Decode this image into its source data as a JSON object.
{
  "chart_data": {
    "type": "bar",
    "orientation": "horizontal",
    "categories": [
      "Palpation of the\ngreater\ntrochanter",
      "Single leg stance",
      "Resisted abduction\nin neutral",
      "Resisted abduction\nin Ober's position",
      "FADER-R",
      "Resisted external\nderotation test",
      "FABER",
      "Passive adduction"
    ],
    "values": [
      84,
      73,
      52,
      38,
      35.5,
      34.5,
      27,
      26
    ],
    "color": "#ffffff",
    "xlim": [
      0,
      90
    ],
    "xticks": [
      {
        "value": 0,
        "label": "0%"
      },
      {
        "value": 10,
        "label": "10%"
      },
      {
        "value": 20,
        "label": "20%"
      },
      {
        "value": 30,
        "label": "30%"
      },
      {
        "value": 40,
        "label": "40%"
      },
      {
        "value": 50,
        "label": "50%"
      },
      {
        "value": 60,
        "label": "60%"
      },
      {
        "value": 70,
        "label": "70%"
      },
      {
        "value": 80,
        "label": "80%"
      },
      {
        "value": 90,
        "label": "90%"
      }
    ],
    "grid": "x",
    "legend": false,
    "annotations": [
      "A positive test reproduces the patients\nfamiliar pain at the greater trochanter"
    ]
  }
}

What you will do:
Working through the records, find each line containing the word "abduction" and copy it.

Response:
      "Resisted abduction\nin neutral",
      "Resisted abduction\nin Ober's position",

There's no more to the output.